## Task details
Emit the entire listing verbatim.

## Stored rows
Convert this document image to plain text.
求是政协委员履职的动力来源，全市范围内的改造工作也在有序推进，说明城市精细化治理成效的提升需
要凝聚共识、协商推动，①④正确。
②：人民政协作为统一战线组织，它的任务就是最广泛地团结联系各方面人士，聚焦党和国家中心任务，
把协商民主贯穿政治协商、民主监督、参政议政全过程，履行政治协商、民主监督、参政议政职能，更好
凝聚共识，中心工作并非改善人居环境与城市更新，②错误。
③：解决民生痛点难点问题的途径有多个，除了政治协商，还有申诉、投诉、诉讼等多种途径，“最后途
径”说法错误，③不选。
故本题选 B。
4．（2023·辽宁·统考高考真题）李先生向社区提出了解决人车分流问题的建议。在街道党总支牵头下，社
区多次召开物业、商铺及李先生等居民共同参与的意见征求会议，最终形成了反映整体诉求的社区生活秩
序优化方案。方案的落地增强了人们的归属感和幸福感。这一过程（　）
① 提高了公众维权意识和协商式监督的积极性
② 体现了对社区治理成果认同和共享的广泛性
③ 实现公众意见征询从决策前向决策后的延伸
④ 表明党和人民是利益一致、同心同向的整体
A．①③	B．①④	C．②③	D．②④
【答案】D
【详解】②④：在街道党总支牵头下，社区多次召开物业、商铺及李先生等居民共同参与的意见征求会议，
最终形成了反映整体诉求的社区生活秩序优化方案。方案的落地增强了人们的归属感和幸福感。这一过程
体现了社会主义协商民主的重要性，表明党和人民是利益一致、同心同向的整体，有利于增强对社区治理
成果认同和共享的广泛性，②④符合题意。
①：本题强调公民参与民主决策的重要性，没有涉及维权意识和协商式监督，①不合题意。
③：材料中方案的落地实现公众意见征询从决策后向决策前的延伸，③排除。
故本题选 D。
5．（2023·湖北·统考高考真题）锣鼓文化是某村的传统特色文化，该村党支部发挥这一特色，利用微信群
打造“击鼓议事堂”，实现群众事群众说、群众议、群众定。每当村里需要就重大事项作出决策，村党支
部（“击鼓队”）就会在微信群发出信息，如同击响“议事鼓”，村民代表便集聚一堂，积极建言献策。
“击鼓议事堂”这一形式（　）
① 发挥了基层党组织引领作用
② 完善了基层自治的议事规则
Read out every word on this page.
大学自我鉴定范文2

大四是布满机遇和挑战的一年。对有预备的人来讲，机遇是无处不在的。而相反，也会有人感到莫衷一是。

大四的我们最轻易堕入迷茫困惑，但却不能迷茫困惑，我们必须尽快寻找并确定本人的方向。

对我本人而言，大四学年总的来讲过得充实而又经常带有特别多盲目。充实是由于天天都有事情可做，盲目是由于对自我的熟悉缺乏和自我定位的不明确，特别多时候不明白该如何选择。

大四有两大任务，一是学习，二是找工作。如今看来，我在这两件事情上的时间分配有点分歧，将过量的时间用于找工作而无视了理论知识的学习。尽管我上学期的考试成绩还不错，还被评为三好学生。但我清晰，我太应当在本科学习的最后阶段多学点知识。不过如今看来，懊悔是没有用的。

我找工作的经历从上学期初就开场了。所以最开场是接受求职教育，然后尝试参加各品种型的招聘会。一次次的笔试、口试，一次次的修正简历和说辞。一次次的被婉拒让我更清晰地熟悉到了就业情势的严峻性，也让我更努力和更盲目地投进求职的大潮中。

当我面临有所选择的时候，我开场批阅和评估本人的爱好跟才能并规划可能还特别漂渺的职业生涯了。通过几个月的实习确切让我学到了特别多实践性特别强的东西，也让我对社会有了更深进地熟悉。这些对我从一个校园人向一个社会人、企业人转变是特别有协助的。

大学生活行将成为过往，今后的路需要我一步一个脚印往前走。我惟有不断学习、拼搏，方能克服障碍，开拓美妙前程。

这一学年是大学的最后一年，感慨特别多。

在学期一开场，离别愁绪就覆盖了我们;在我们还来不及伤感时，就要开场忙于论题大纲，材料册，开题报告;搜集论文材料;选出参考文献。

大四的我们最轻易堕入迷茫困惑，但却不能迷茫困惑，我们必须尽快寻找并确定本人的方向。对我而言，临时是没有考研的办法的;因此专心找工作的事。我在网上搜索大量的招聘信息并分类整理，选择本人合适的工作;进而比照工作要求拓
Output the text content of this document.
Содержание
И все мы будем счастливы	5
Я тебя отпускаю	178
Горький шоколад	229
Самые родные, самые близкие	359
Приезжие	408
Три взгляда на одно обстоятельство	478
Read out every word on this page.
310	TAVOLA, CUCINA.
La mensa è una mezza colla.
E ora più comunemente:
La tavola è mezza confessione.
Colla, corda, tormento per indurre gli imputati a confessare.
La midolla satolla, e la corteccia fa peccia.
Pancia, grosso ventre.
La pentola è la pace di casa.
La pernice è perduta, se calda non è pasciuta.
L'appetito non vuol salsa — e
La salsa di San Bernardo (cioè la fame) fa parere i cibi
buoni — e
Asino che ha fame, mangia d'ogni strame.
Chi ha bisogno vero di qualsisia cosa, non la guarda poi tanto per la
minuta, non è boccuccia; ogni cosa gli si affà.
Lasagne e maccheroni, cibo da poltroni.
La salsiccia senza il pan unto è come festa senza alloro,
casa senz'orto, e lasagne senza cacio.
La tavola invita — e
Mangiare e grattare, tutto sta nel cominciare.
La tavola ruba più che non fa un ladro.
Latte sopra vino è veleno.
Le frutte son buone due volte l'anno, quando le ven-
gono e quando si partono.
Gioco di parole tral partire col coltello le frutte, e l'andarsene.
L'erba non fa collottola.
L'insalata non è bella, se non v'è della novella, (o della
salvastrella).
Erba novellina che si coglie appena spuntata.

## Task output
Convert this document image to plain text.
求是政协委员履职的动力来源，全市范围内的改造工作也在有序推进，说明城市精细化治理成效的提升需
要凝聚共识、协商推动，①④正确。
②：人民政协作为统一战线组织，它的任务就是最广泛地团结联系各方面人士，聚焦党和国家中心任务，
把协商民主贯穿政治协商、民主监督、参政议政全过程，履行政治协商、民主监督、参政议政职能，更好
凝聚共识，中心工作并非改善人居环境与城市更新，②错误。
③：解决民生痛点难点问题的途径有多个，除了政治协商，还有申诉、投诉、诉讼等多种途径，“最后途
径”说法错误，③不选。
故本题选 B。
4．（2023·辽宁·统考高考真题）李先生向社区提出了解决人车分流问题的建议。在街道党总支牵头下，社
区多次召开物业、商铺及李先生等居民共同参与的意见征求会议，最终形成了反映整体诉求的社区生活秩
序优化方案。方案的落地增强了人们的归属感和幸福感。这一过程（　）
① 提高了公众维权意识和协商式监督的积极性
② 体现了对社区治理成果认同和共享的广泛性
③ 实现公众意见征询从决策前向决策后的延伸
④ 表明党和人民是利益一致、同心同向的整体
A．①③	B．①④	C．②③	D．②④
【答案】D
【详解】②④：在街道党总支牵头下，社区多次召开物业、商铺及李先生等居民共同参与的意见征求会议，
最终形成了反映整体诉求的社区生活秩序优化方案。方案的落地增强了人们的归属感和幸福感。这一过程
体现了社会主义协商民主的重要性，表明党和人民是利益一致、同心同向的整体，有利于增强对社区治理
成果认同和共享的广泛性，②④符合题意。
①：本题强调公民参与民主决策的重要性，没有涉及维权意识和协商式监督，①不合题意。
③：材料中方案的落地实现公众意见征询从决策后向决策前的延伸，③排除。
故本题选 D。
5．（2023·湖北·统考高考真题）锣鼓文化是某村的传统特色文化，该村党支部发挥这一特色，利用微信群
打造“击鼓议事堂”，实现群众事群众说、群众议、群众定。每当村里需要就重大事项作出决策，村党支
部（“击鼓队”）就会在微信群发出信息，如同击响“议事鼓”，村民代表便集聚一堂，积极建言献策。
“击鼓议事堂”这一形式（　）
① 发挥了基层党组织引领作用
② 完善了基层自治的议事规则
Read out every word on this page.
大学自我鉴定范文2

大四是布满机遇和挑战的一年。对有预备的人来讲，机遇是无处不在的。而相反，也会有人感到莫衷一是。

大四的我们最轻易堕入迷茫困惑，但却不能迷茫困惑，我们必须尽快寻找并确定本人的方向。

对我本人而言，大四学年总的来讲过得充实而又经常带有特别多盲目。充实是由于天天都有事情可做，盲目是由于对自我的熟悉缺乏和自我定位的不明确，特别多时候不明白该如何选择。

大四有两大任务，一是学习，二是找工作。如今看来，我在这两件事情上的时间分配有点分歧，将过量的时间用于找工作而无视了理论知识的学习。尽管我上学期的考试成绩还不错，还被评为三好学生。但我清晰，我太应当在本科学习的最后阶段多学点知识。不过如今看来，懊悔是没有用的。

我找工作的经历从上学期初就开场了。所以最开场是接受求职教育，然后尝试参加各品种型的招聘会。一次次的笔试、口试，一次次的修正简历和说辞。一次次的被婉拒让我更清晰地熟悉到了就业情势的严峻性，也让我更努力和更盲目地投进求职的大潮中。

当我面临有所选择的时候，我开场批阅和评估本人的爱好跟才能并规划可能还特别漂渺的职业生涯了。通过几个月的实习确切让我学到了特别多实践性特别强的东西，也让我对社会有了更深进地熟悉。这些对我从一个校园人向一个社会人、企业人转变是特别有协助的。

大学生活行将成为过往，今后的路需要我一步一个脚印往前走。我惟有不断学习、拼搏，方能克服障碍，开拓美妙前程。

这一学年是大学的最后一年，感慨特别多。

在学期一开场，离别愁绪就覆盖了我们;在我们还来不及伤感时，就要开场忙于论题大纲，材料册，开题报告;搜集论文材料;选出参考文献。

大四的我们最轻易堕入迷茫困惑，但却不能迷茫困惑，我们必须尽快寻找并确定本人的方向。对我而言，临时是没有考研的办法的;因此专心找工作的事。我在网上搜索大量的招聘信息并分类整理，选择本人合适的工作;进而比照工作要求拓
Output the text content of this document.
Содержание
И все мы будем счастливы	5
Я тебя отпускаю	178
Горький шоколад	229
Самые родные, самые близкие	359
Приезжие	408
Три взгляда на одно обстоятельство	478
Read out every word on this page.
310	TAVOLA, CUCINA.
La mensa è una mezza colla.
E ora più comunemente:
La tavola è mezza confessione.
Colla, corda, tormento per indurre gli imputati a confessare.
La midolla satolla, e la corteccia fa peccia.
Pancia, grosso ventre.
La pentola è la pace di casa.
La pernice è perduta, se calda non è pasciuta.
L'appetito non vuol salsa — e
La salsa di San Bernardo (cioè la fame) fa parere i cibi
buoni — e
Asino che ha fame, mangia d'ogni strame.
Chi ha bisogno vero di qualsisia cosa, non la guarda poi tanto per la
minuta, non è boccuccia; ogni cosa gli si affà.
Lasagne e maccheroni, cibo da poltroni.
La salsiccia senza il pan unto è come festa senza alloro,
casa senz'orto, e lasagne senza cacio.
La tavola invita — e
Mangiare e grattare, tutto sta nel cominciare.
La tavola ruba più che non fa un ladro.
Latte sopra vino è veleno.
Le frutte son buone due volte l'anno, quando le ven-
gono e quando si partono.
Gioco di parole tral partire col coltello le frutte, e l'andarsene.
L'erba non fa collottola.
L'insalata non è bella, se non v'è della novella, (o della
salvastrella).
Erba novellina che si coglie appena spuntata.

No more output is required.